# [Directive]
Search the data for the string "והרד" and extract every line where it appears.

# [Listed records]
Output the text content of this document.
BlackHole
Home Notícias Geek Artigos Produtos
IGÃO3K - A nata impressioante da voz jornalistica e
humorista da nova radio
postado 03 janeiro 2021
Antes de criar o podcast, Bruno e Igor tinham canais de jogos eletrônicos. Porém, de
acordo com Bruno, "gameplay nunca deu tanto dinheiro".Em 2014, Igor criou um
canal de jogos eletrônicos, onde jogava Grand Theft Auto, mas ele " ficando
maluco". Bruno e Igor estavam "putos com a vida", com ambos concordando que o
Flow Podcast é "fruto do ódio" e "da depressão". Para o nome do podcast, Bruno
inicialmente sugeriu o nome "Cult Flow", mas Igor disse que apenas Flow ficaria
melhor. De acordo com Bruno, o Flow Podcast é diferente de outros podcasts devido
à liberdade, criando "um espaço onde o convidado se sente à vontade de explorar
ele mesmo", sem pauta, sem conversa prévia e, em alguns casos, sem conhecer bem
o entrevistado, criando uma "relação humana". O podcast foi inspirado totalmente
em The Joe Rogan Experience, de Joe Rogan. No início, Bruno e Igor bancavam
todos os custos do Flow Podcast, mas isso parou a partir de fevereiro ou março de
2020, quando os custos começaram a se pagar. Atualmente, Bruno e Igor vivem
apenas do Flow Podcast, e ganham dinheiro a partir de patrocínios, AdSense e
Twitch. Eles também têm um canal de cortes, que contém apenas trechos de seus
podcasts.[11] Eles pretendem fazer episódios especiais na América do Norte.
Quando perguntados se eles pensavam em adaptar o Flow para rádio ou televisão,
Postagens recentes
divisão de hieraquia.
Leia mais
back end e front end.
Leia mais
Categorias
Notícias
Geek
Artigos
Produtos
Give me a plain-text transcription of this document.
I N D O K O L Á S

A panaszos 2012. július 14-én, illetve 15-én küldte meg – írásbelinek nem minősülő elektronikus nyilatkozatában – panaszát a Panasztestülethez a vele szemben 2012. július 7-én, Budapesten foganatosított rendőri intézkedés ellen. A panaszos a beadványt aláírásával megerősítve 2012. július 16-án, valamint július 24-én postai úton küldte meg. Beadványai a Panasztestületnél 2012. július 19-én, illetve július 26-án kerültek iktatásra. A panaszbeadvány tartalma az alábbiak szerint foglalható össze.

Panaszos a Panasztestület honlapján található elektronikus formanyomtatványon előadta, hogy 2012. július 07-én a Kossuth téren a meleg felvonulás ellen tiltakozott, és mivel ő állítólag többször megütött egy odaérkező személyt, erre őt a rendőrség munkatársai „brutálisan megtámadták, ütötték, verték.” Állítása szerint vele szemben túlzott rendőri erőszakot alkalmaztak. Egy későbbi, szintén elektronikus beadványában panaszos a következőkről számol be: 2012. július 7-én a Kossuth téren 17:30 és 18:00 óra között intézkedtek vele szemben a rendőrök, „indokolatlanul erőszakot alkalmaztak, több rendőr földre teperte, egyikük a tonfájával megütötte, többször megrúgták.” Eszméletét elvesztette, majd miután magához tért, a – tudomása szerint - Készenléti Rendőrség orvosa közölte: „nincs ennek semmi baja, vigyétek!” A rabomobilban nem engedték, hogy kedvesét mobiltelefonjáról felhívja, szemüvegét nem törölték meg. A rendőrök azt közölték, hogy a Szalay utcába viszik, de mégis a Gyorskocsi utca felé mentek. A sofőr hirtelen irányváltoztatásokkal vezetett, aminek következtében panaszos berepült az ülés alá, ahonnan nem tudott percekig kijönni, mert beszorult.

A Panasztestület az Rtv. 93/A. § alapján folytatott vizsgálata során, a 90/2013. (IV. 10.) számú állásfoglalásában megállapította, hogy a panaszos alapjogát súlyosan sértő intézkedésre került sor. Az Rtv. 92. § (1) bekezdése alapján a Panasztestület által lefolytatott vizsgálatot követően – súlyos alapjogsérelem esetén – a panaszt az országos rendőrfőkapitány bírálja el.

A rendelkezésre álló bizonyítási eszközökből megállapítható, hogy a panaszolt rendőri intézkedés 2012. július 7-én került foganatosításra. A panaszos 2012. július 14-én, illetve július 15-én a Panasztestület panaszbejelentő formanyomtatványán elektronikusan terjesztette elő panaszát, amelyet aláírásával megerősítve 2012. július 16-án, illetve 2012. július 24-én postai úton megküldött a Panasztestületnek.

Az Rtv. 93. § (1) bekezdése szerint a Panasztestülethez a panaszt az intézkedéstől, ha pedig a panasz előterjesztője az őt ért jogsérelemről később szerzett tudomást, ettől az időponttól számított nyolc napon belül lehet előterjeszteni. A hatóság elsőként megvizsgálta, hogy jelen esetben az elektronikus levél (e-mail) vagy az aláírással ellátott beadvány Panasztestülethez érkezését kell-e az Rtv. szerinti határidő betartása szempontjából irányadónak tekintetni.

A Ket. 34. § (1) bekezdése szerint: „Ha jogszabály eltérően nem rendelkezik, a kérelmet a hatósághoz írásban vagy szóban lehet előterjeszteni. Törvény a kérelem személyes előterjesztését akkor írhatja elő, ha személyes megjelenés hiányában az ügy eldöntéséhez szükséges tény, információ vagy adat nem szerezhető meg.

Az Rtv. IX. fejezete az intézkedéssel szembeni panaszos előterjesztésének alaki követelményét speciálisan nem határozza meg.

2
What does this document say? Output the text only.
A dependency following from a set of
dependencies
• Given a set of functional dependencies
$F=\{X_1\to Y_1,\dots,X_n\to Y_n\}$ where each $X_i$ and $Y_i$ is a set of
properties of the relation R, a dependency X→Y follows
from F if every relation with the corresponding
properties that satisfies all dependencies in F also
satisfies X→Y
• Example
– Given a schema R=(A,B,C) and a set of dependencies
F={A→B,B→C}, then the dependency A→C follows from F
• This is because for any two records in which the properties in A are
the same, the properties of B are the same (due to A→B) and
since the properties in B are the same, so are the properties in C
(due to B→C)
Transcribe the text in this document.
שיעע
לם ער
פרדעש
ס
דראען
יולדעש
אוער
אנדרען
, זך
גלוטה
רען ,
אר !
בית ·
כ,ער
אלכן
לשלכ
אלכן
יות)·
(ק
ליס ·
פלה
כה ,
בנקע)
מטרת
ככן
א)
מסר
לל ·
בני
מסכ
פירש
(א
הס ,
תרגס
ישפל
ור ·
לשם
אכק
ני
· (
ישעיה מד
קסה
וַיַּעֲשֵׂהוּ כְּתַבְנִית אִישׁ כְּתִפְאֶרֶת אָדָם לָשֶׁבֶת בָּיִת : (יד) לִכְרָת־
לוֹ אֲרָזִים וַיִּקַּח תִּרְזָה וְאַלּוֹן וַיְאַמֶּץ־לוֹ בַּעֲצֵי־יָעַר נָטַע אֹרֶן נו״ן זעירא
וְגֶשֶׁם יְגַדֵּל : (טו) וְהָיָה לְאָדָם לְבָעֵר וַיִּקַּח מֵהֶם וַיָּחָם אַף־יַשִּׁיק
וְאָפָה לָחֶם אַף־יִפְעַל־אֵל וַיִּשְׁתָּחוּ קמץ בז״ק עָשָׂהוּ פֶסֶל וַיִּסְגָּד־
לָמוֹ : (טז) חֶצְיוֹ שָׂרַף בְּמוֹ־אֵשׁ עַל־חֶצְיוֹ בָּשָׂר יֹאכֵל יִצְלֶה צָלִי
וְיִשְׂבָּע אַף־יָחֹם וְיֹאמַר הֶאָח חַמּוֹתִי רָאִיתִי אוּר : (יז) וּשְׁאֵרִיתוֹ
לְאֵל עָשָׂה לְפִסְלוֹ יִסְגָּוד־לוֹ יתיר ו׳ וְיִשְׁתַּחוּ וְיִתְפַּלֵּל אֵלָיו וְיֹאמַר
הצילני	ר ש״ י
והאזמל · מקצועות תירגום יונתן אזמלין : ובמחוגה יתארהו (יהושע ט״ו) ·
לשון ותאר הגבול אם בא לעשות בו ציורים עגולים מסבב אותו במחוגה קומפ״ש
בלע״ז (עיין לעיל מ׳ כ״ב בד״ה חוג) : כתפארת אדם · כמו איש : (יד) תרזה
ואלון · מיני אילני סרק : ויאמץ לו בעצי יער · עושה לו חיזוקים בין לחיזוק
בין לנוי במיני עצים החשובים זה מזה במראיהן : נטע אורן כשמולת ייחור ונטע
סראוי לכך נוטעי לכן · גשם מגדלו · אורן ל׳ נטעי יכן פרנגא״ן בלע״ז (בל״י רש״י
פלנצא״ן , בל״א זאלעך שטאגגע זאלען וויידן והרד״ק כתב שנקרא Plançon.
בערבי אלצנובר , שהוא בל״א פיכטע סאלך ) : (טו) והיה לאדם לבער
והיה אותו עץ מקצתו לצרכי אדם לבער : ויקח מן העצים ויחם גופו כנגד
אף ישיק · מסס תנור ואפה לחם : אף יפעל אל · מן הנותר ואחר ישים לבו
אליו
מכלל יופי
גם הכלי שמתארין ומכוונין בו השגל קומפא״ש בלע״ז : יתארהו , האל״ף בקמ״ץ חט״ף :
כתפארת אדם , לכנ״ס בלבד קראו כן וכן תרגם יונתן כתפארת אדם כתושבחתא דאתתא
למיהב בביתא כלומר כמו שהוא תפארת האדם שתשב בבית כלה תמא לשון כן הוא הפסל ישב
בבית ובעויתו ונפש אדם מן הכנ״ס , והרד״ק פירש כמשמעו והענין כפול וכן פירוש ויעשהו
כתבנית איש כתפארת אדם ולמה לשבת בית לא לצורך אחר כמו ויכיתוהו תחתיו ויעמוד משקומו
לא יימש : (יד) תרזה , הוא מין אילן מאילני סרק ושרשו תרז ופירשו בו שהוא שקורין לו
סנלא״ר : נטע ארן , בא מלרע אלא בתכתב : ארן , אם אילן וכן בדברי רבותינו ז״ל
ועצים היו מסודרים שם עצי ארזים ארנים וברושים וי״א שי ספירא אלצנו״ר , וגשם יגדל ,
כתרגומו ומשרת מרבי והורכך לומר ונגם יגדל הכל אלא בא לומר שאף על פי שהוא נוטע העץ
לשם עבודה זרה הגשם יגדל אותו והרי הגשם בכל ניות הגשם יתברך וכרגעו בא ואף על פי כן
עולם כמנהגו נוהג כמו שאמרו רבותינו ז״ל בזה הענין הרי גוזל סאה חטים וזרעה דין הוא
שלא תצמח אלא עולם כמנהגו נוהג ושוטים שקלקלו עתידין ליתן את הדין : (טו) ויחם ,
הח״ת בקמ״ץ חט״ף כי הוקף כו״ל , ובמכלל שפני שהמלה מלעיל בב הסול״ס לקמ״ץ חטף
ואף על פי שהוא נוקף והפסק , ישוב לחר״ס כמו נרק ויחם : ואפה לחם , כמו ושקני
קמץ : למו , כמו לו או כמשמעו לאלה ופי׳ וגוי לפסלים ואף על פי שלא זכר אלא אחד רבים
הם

# [Result of this task]
פלנצא״ן , בל״א זאלעך שטאגגע זאלען וויידן והרד״ק כתב שנקרא Plançon.
בבית ובעויתו ונפש אדם מן הכנ״ס , והרד״ק פירש כמשמעו והענין כפול וכן פירוש ויעשהו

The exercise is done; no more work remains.